____ Provided data
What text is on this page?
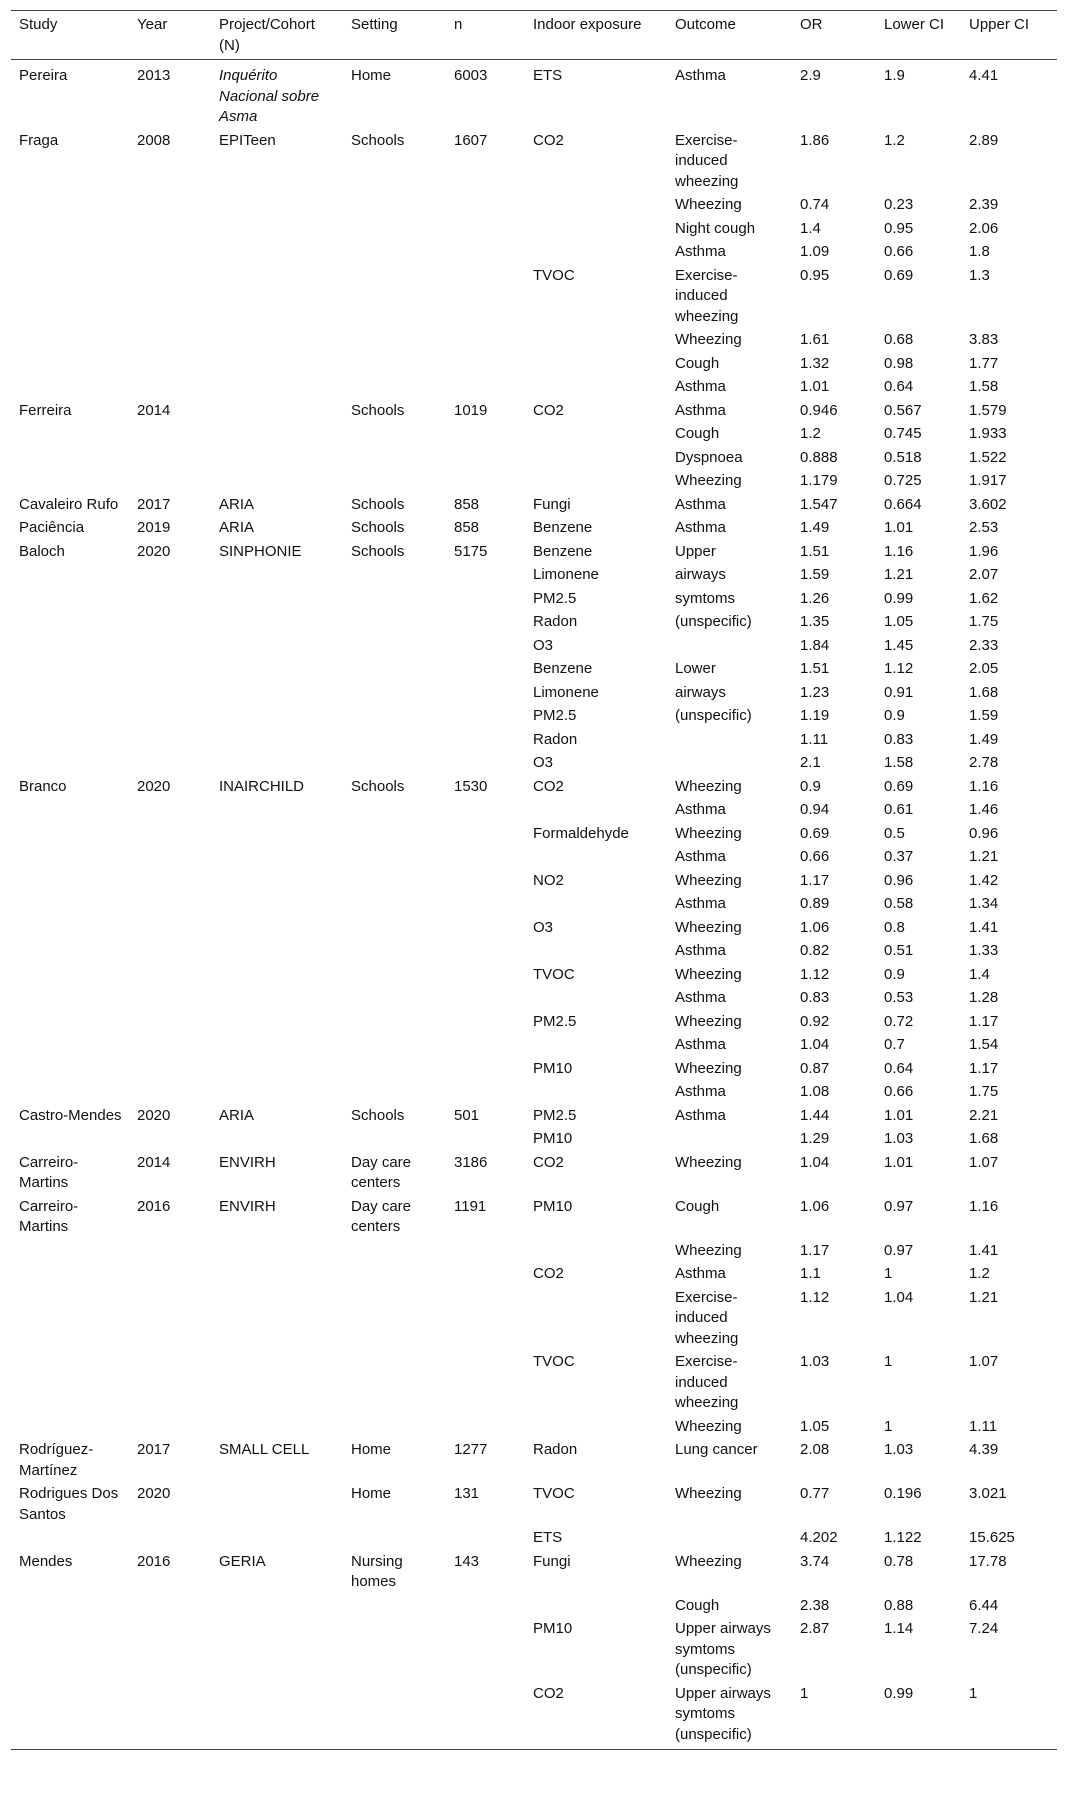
Study	Year	Project/Cohort (N)	Setting	n	Indoor exposure	Outcome	OR	Lower CI	Upper CI
Pereira	2013	Inquérito Nacional sobre Asma	Home	6003	ETS	Asthma	2.9	1.9	4.41
Fraga	2008	EPITeen	Schools	1607	CO2	Exercise-induced wheezing	1.86	1.2	2.89
						Wheezing	0.74	0.23	2.39
						Night cough	1.4	0.95	2.06
						Asthma	1.09	0.66	1.8
					TVOC	Exercise-induced wheezing	0.95	0.69	1.3
						Wheezing	1.61	0.68	3.83
						Cough	1.32	0.98	1.77
						Asthma	1.01	0.64	1.58
Ferreira	2014		Schools	1019	CO2	Asthma	0.946	0.567	1.579
						Cough	1.2	0.745	1.933
						Dyspnoea	0.888	0.518	1.522
						Wheezing	1.179	0.725	1.917
Cavaleiro Rufo	2017	ARIA	Schools	858	Fungi	Asthma	1.547	0.664	3.602
Paciência	2019	ARIA	Schools	858	Benzene	Asthma	1.49	1.01	2.53
Baloch	2020	SINPHONIE	Schools	5175	Benzene	Upper	1.51	1.16	1.96
					Limonene	airways	1.59	1.21	2.07
					PM2.5	symtoms	1.26	0.99	1.62
					Radon	(unspecific)	1.35	1.05	1.75
					O3		1.84	1.45	2.33
					Benzene	Lower	1.51	1.12	2.05
					Limonene	airways	1.23	0.91	1.68
					PM2.5	(unspecific)	1.19	0.9	1.59
					Radon		1.11	0.83	1.49
					O3		2.1	1.58	2.78
Branco	2020	INAIRCHILD	Schools	1530	CO2	Wheezing	0.9	0.69	1.16
						Asthma	0.94	0.61	1.46
					Formaldehyde	Wheezing	0.69	0.5	0.96
						Asthma	0.66	0.37	1.21
					NO2	Wheezing	1.17	0.96	1.42
						Asthma	0.89	0.58	1.34
					O3	Wheezing	1.06	0.8	1.41
						Asthma	0.82	0.51	1.33
					TVOC	Wheezing	1.12	0.9	1.4
						Asthma	0.83	0.53	1.28
					PM2.5	Wheezing	0.92	0.72	1.17
						Asthma	1.04	0.7	1.54
					PM10	Wheezing	0.87	0.64	1.17
						Asthma	1.08	0.66	1.75
Castro-Mendes	2020	ARIA	Schools	501	PM2.5	Asthma	1.44	1.01	2.21
					PM10		1.29	1.03	1.68
Carreiro-Martins	2014	ENVIRH	Day care centers	3186	CO2	Wheezing	1.04	1.01	1.07
Carreiro-Martins	2016	ENVIRH	Day care centers	1191	PM10	Cough	1.06	0.97	1.16
						Wheezing	1.17	0.97	1.41
					CO2	Asthma	1.1	1	1.2
						Exercise-induced wheezing	1.12	1.04	1.21
					TVOC	Exercise-induced wheezing	1.03	1	1.07
						Wheezing	1.05	1	1.11
Rodríguez-Martínez	2017	SMALL CELL	Home	1277	Radon	Lung cancer	2.08	1.03	4.39
Rodrigues Dos Santos	2020		Home	131	TVOC	Wheezing	0.77	0.196	3.021
					ETS		4.202	1.122	15.625
Mendes	2016	GERIA	Nursing homes	143	Fungi	Wheezing	3.74	0.78	17.78
						Cough	2.38	0.88	6.44
					PM10	Upper airways symtoms (unspecific)	2.87	1.14	7.24
					CO2	Upper airways symtoms (unspecific)	1	0.99	1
________
◆ **Given exercise**
Reproduce the material word for word. Any pictures should be left out of the copy.

◆ **Exercise answer**
What text is on this page?
Study	Year	Project/Cohort (N)	Setting	n	Indoor exposure	Outcome	OR	Lower CI	Upper CI
Pereira	2013	Inquérito Nacional sobre Asma	Home	6003	ETS	Asthma	2.9	1.9	4.41
Fraga	2008	EPITeen	Schools	1607	CO2	Exercise-induced wheezing	1.86	1.2	2.89
						Wheezing	0.74	0.23	2.39
						Night cough	1.4	0.95	2.06
						Asthma	1.09	0.66	1.8
					TVOC	Exercise-induced wheezing	0.95	0.69	1.3
						Wheezing	1.61	0.68	3.83
						Cough	1.32	0.98	1.77
						Asthma	1.01	0.64	1.58
Ferreira	2014		Schools	1019	CO2	Asthma	0.946	0.567	1.579
						Cough	1.2	0.745	1.933
						Dyspnoea	0.888	0.518	1.522
						Wheezing	1.179	0.725	1.917
Cavaleiro Rufo	2017	ARIA	Schools	858	Fungi	Asthma	1.547	0.664	3.602
Paciência	2019	ARIA	Schools	858	Benzene	Asthma	1.49	1.01	2.53
Baloch	2020	SINPHONIE	Schools	5175	Benzene	Upper	1.51	1.16	1.96
					Limonene	airways	1.59	1.21	2.07
					PM2.5	symtoms	1.26	0.99	1.62
					Radon	(unspecific)	1.35	1.05	1.75
					O3		1.84	1.45	2.33
					Benzene	Lower	1.51	1.12	2.05
					Limonene	airways	1.23	0.91	1.68
					PM2.5	(unspecific)	1.19	0.9	1.59
					Radon		1.11	0.83	1.49
					O3		2.1	1.58	2.78
Branco	2020	INAIRCHILD	Schools	1530	CO2	Wheezing	0.9	0.69	1.16
						Asthma	0.94	0.61	1.46
					Formaldehyde	Wheezing	0.69	0.5	0.96
						Asthma	0.66	0.37	1.21
					NO2	Wheezing	1.17	0.96	1.42
						Asthma	0.89	0.58	1.34
					O3	Wheezing	1.06	0.8	1.41
						Asthma	0.82	0.51	1.33
					TVOC	Wheezing	1.12	0.9	1.4
						Asthma	0.83	0.53	1.28
					PM2.5	Wheezing	0.92	0.72	1.17
						Asthma	1.04	0.7	1.54
					PM10	Wheezing	0.87	0.64	1.17
						Asthma	1.08	0.66	1.75
Castro-Mendes	2020	ARIA	Schools	501	PM2.5	Asthma	1.44	1.01	2.21
					PM10		1.29	1.03	1.68
Carreiro-Martins	2014	ENVIRH	Day care centers	3186	CO2	Wheezing	1.04	1.01	1.07
Carreiro-Martins	2016	ENVIRH	Day care centers	1191	PM10	Cough	1.06	0.97	1.16
						Wheezing	1.17	0.97	1.41
					CO2	Asthma	1.1	1	1.2
						Exercise-induced wheezing	1.12	1.04	1.21
					TVOC	Exercise-induced wheezing	1.03	1	1.07
						Wheezing	1.05	1	1.11
Rodríguez-Martínez	2017	SMALL CELL	Home	1277	Radon	Lung cancer	2.08	1.03	4.39
Rodrigues Dos Santos	2020		Home	131	TVOC	Wheezing	0.77	0.196	3.021
					ETS		4.202	1.122	15.625
Mendes	2016	GERIA	Nursing homes	143	Fungi	Wheezing	3.74	0.78	17.78
						Cough	2.38	0.88	6.44
					PM10	Upper airways symtoms (unspecific)	2.87	1.14	7.24
					CO2	Upper airways symtoms (unspecific)	1	0.99	1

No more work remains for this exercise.